#### Supplied information
______

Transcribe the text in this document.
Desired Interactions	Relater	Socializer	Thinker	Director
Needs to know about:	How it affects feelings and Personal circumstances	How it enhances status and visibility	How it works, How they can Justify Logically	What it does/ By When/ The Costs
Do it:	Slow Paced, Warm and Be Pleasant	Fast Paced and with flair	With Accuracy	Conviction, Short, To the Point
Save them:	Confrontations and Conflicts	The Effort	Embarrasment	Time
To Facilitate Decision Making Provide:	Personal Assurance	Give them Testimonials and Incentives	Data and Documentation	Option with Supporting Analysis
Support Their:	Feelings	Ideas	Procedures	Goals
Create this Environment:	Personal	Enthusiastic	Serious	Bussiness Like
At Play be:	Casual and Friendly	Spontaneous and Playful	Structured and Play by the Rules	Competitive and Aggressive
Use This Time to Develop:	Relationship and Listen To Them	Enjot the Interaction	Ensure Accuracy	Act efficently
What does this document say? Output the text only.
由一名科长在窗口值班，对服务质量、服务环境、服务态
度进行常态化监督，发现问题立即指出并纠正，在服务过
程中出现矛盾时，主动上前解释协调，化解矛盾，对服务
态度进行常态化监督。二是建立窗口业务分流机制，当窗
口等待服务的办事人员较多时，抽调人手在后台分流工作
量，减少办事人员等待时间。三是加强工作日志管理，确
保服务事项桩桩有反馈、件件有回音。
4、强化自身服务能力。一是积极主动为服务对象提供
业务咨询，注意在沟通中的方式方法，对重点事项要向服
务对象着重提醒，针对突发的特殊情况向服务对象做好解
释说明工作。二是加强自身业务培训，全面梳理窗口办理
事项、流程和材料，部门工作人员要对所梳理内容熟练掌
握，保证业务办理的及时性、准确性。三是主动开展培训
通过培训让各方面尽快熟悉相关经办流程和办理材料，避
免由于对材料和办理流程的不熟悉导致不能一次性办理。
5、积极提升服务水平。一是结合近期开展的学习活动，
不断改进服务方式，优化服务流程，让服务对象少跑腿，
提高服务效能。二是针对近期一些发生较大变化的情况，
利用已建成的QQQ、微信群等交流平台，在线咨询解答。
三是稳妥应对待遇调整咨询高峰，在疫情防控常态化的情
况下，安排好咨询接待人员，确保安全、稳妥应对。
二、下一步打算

______

#### What the task requires
Pick out each line above that includes "does" and show it.

#### Finished answer
Needs to know about:	How it affects feelings and Personal circumstances	How it enhances status and visibility	How it works, How they can Justify Logically	What it does/ By When/ The Costs
What does this document say? Output the text only.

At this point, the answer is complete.